#### [Records from a data source]
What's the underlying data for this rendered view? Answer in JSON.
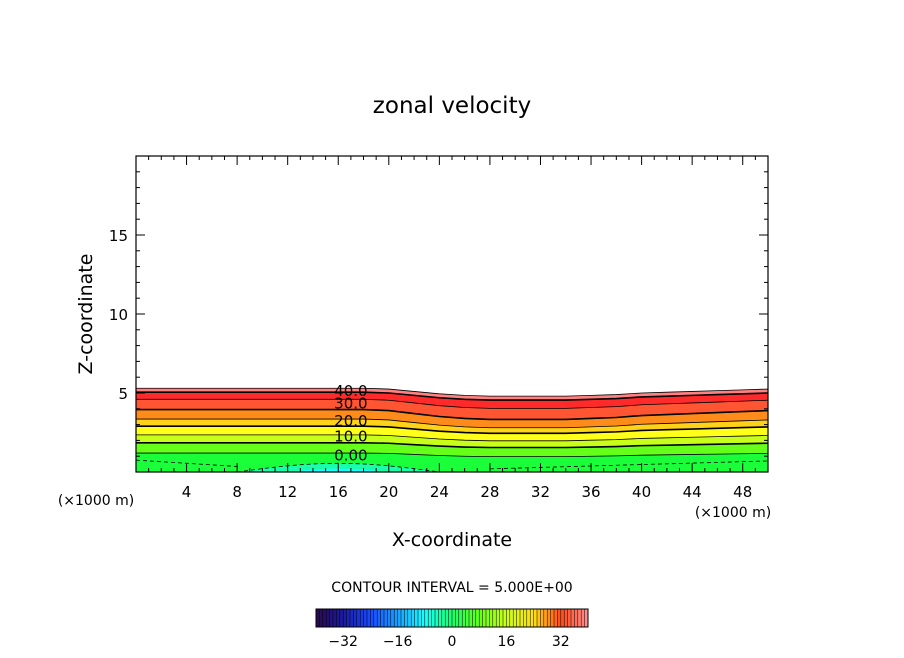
{
  "chart_data": {
    "type": "filled-contour",
    "title": "zonal velocity",
    "xlabel": "X-coordinate",
    "ylabel": "Z-coordinate",
    "x_unit": "(×1000 m)",
    "y_unit": "(×1000 m)",
    "xlim": [
      0,
      50
    ],
    "ylim": [
      0,
      20
    ],
    "x_ticks": [
      4,
      8,
      12,
      16,
      20,
      24,
      28,
      32,
      36,
      40,
      44,
      48
    ],
    "y_ticks": [
      5,
      10,
      15
    ],
    "contour_labels": [
      {
        "value": "40.0",
        "x": 17.0,
        "z": 5.2
      },
      {
        "value": "30.0",
        "x": 17.0,
        "z": 4.4
      },
      {
        "value": "20.0",
        "x": 17.0,
        "z": 3.3
      },
      {
        "value": "10.0",
        "x": 17.0,
        "z": 2.3
      },
      {
        "value": "0.00",
        "x": 17.0,
        "z": 1.1
      }
    ],
    "contour_interval_text": "CONTOUR INTERVAL = 5.000E+00",
    "colorbar": {
      "min": -40,
      "max": 40,
      "ticks": [
        -32,
        -16,
        0,
        16,
        32
      ],
      "tick_labels": [
        "−32",
        "−16",
        "0",
        "16",
        "32"
      ]
    },
    "profile": {
      "x": [
        0,
        4,
        8,
        12,
        16,
        18,
        20,
        22,
        24,
        26,
        28,
        30,
        32,
        34,
        36,
        38,
        40,
        42,
        44,
        46,
        48,
        50
      ],
      "top_z": [
        5.3,
        5.3,
        5.3,
        5.3,
        5.3,
        5.3,
        5.25,
        5.1,
        4.95,
        4.85,
        4.8,
        4.8,
        4.8,
        4.8,
        4.85,
        4.9,
        5.0,
        5.05,
        5.1,
        5.15,
        5.2,
        5.25
      ],
      "dip": [
        0,
        0,
        0,
        0,
        0,
        0,
        0.05,
        0.2,
        0.4,
        0.55,
        0.65,
        0.7,
        0.7,
        0.7,
        0.65,
        0.6,
        0.5,
        0.45,
        0.4,
        0.35,
        0.3,
        0.25
      ]
    }
  },
  "colors": {
    "u40": "#ff8080",
    "u35": "#ff2a2a",
    "u30": "#ff5533",
    "u25": "#ff8c1a",
    "u20": "#ffd21a",
    "u15": "#ffff1a",
    "u10": "#c8ff1a",
    "u5": "#66ff1a",
    "u0": "#1aff3a",
    "un5": "#1affaa",
    "un10": "#1affff"
  }
}
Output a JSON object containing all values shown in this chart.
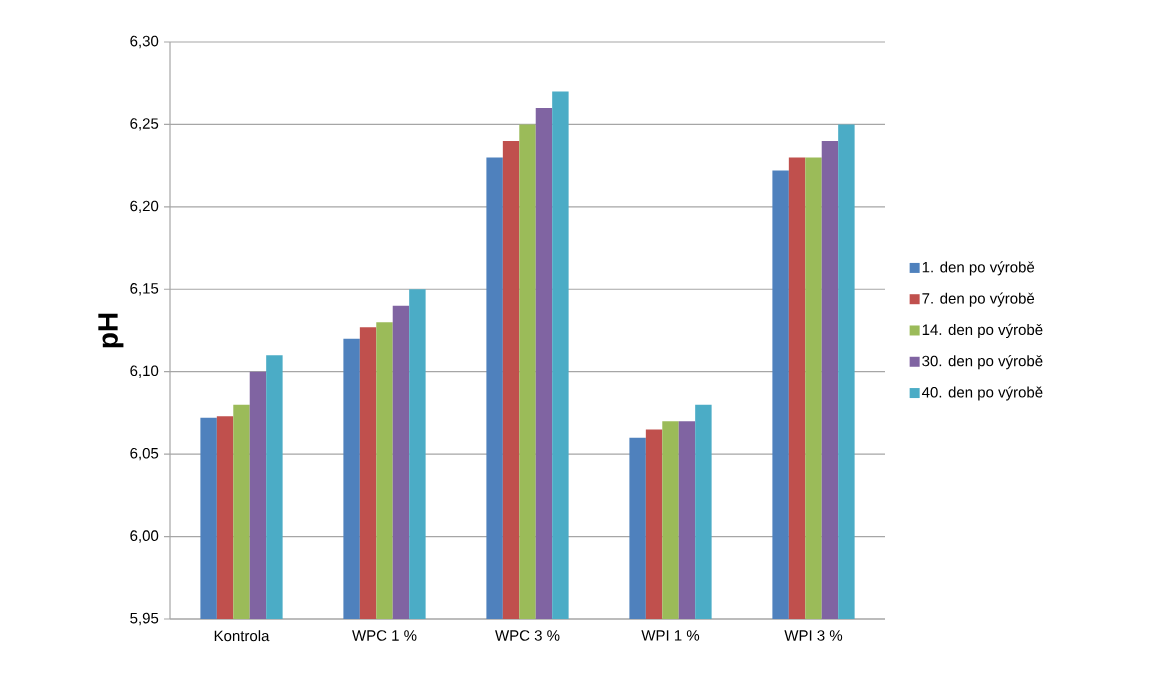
{
  "chart_data": {
    "type": "bar",
    "ylabel": "pH",
    "categories": [
      "Kontrola",
      "WPC 1  %",
      "WPC 3 %",
      "WPI 1 %",
      "WPI 3 %"
    ],
    "series": [
      {
        "name": "1. den po výrobě",
        "color": "#4f81bd",
        "values": [
          6.072,
          6.12,
          6.23,
          6.06,
          6.222
        ]
      },
      {
        "name": "7. den po výrobě",
        "color": "#c0504d",
        "values": [
          6.073,
          6.127,
          6.24,
          6.065,
          6.23
        ]
      },
      {
        "name": "14. den po výrobě",
        "color": "#9bbb59",
        "values": [
          6.08,
          6.13,
          6.25,
          6.07,
          6.23
        ]
      },
      {
        "name": "30. den po výrobě",
        "color": "#8064a2",
        "values": [
          6.1,
          6.14,
          6.26,
          6.07,
          6.24
        ]
      },
      {
        "name": "40. den po výrobě",
        "color": "#4bacc6",
        "values": [
          6.11,
          6.15,
          6.27,
          6.08,
          6.25
        ]
      }
    ],
    "ylim": [
      5.95,
      6.3
    ],
    "yticks": [
      {
        "value": 5.95,
        "label": "5,95"
      },
      {
        "value": 6.0,
        "label": "6,00"
      },
      {
        "value": 6.05,
        "label": "6,05"
      },
      {
        "value": 6.1,
        "label": "6,10"
      },
      {
        "value": 6.15,
        "label": "6,15"
      },
      {
        "value": 6.2,
        "label": "6,20"
      },
      {
        "value": 6.25,
        "label": "6,25"
      },
      {
        "value": 6.3,
        "label": "6,30"
      }
    ],
    "grid": "y",
    "legend": "right"
  }
}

#### [Task statement]
Copy out the whole listing exactly, and don't carry over any pictures.

#### [Full output]
What's the underlying data for this rendered view? Answer in JSON.
{
  "chart_data": {
    "type": "filled-contour",
    "title": "zonal velocity",
    "xlabel": "X-coordinate",
    "ylabel": "Z-coordinate",
    "x_unit": "(×1000 m)",
    "y_unit": "(×1000 m)",
    "xlim": [
      0,
      50
    ],
    "ylim": [
      0,
      20
    ],
    "x_ticks": [
      4,
      8,
      12,
      16,
      20,
      24,
      28,
      32,
      36,
      40,
      44,
      48
    ],
    "y_ticks": [
      5,
      10,
      15
    ],
    "contour_labels": [
      {
        "value": "40.0",
        "x": 17.0,
        "z": 5.2
      },
      {
        "value": "30.0",
        "x": 17.0,
        "z": 4.4
      },
      {
        "value": "20.0",
        "x": 17.0,
        "z": 3.3
      },
      {
        "value": "10.0",
        "x": 17.0,
        "z": 2.3
      },
      {
        "value": "0.00",
        "x": 17.0,
        "z": 1.1
      }
    ],
    "contour_interval_text": "CONTOUR INTERVAL = 5.000E+00",
    "colorbar": {
      "min": -40,
      "max": 40,
      "ticks": [
        -32,
        -16,
        0,
        16,
        32
      ],
      "tick_labels": [
        "−32",
        "−16",
        "0",
        "16",
        "32"
      ]
    },
    "profile": {
      "x": [
        0,
        4,
        8,
        12,
        16,
        18,
        20,
        22,
        24,
        26,
        28,
        30,
        32,
        34,
        36,
        38,
        40,
        42,
        44,
        46,
        48,
        50
      ],
      "top_z": [
        5.3,
        5.3,
        5.3,
        5.3,
        5.3,
        5.3,
        5.25,
        5.1,
        4.95,
        4.85,
        4.8,
        4.8,
        4.8,
        4.8,
        4.85,
        4.9,
        5.0,
        5.05,
        5.1,
        5.15,
        5.2,
        5.25
      ],
      "dip": [
        0,
        0,
        0,
        0,
        0,
        0,
        0.05,
        0.2,
        0.4,
        0.55,
        0.65,
        0.7,
        0.7,
        0.7,
        0.65,
        0.6,
        0.5,
        0.45,
        0.4,
        0.35,
        0.3,
        0.25
      ]
    }
  },
  "colors": {
    "u40": "#ff8080",
    "u35": "#ff2a2a",
    "u30": "#ff5533",
    "u25": "#ff8c1a",
    "u20": "#ffd21a",
    "u15": "#ffff1a",
    "u10": "#c8ff1a",
    "u5": "#66ff1a",
    "u0": "#1aff3a",
    "un5": "#1affaa",
    "un10": "#1affff"
  }
}
Output a JSON object containing all values shown in this chart.
{
  "chart_data": {
    "type": "bar",
    "ylabel": "pH",
    "categories": [
      "Kontrola",
      "WPC 1  %",
      "WPC 3 %",
      "WPI 1 %",
      "WPI 3 %"
    ],
    "series": [
      {
        "name": "1. den po výrobě",
        "color": "#4f81bd",
        "values": [
          6.072,
          6.12,
          6.23,
          6.06,
          6.222
        ]
      },
      {
        "name": "7. den po výrobě",
        "color": "#c0504d",
        "values": [
          6.073,
          6.127,
          6.24,
          6.065,
          6.23
        ]
      },
      {
        "name": "14. den po výrobě",
        "color": "#9bbb59",
        "values": [
          6.08,
          6.13,
          6.25,
          6.07,
          6.23
        ]
      },
      {
        "name": "30. den po výrobě",
        "color": "#8064a2",
        "values": [
          6.1,
          6.14,
          6.26,
          6.07,
          6.24
        ]
      },
      {
        "name": "40. den po výrobě",
        "color": "#4bacc6",
        "values": [
          6.11,
          6.15,
          6.27,
          6.08,
          6.25
        ]
      }
    ],
    "ylim": [
      5.95,
      6.3
    ],
    "yticks": [
      {
        "value": 5.95,
        "label": "5,95"
      },
      {
        "value": 6.0,
        "label": "6,00"
      },
      {
        "value": 6.05,
        "label": "6,05"
      },
      {
        "value": 6.1,
        "label": "6,10"
      },
      {
        "value": 6.15,
        "label": "6,15"
      },
      {
        "value": 6.2,
        "label": "6,20"
      },
      {
        "value": 6.25,
        "label": "6,25"
      },
      {
        "value": 6.3,
        "label": "6,30"
      }
    ],
    "grid": "y",
    "legend": "right"
  }
}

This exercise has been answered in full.